= Aim =
Pick out the lines in the listing below that contain the word "vért" and copy them.

= Information shown =

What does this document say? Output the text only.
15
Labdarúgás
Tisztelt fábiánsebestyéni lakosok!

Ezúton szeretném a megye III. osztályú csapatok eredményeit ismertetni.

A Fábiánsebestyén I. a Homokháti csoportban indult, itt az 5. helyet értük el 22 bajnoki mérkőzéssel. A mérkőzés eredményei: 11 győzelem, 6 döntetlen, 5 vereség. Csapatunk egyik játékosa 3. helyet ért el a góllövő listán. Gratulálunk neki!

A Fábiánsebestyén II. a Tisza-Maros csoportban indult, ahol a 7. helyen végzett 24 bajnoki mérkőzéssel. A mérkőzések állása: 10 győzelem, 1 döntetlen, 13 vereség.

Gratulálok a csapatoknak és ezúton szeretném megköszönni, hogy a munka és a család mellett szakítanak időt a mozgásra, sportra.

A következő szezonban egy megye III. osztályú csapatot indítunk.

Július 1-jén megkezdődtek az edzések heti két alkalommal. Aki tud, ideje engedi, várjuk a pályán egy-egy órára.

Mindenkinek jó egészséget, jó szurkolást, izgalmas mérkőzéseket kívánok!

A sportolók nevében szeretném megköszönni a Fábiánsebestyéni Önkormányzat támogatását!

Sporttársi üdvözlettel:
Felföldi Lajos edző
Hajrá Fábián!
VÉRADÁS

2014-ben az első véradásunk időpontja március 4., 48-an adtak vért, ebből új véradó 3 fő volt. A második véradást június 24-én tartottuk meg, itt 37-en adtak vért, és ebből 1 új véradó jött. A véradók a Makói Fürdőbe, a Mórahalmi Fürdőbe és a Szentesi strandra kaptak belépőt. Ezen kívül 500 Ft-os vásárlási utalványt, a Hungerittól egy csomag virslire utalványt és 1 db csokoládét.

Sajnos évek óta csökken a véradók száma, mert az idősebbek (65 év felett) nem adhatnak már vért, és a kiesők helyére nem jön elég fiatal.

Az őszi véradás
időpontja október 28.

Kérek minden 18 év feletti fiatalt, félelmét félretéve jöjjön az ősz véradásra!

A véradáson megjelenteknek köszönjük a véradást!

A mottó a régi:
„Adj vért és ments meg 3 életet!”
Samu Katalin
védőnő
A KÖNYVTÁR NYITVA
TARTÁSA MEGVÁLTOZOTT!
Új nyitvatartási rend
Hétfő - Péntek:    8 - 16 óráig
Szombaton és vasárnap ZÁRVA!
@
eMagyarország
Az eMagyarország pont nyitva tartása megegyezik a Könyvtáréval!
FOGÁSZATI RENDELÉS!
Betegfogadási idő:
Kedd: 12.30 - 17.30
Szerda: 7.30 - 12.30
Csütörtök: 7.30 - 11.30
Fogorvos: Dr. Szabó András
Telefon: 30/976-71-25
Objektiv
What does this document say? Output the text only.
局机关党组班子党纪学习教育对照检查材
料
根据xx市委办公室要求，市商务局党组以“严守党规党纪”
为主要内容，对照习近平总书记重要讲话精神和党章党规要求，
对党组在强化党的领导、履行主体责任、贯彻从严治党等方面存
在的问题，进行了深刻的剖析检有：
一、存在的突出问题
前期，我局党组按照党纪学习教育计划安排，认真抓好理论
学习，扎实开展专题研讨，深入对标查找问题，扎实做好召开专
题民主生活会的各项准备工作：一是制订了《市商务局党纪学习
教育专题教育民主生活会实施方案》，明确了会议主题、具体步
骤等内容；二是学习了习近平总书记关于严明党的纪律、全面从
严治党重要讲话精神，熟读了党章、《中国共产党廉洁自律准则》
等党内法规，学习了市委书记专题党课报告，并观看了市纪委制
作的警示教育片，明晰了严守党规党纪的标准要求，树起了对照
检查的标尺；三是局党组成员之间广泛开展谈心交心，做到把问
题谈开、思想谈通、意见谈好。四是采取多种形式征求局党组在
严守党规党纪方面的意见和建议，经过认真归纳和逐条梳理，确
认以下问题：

= Full answer =
2014-ben az első véradásunk időpontja március 4., 48-an adtak vért, ebből új véradó 3 fő volt. A második véradást június 24-én tartottuk meg, itt 37-en adtak vért, és ebből 1 új véradó jött. A véradók a Makói Fürdőbe, a Mórahalmi Fürdőbe és a Szentesi strandra kaptak belépőt. Ezen kívül 500 Ft-os vásárlási utalványt, a Hungerittól egy csomag virslire utalványt és 1 db csokoládét.
Sajnos évek óta csökken a véradók száma, mert az idősebbek (65 év felett) nem adhatnak már vért, és a kiesők helyére nem jön elég fiatal.
„Adj vért és ments meg 3 életet!”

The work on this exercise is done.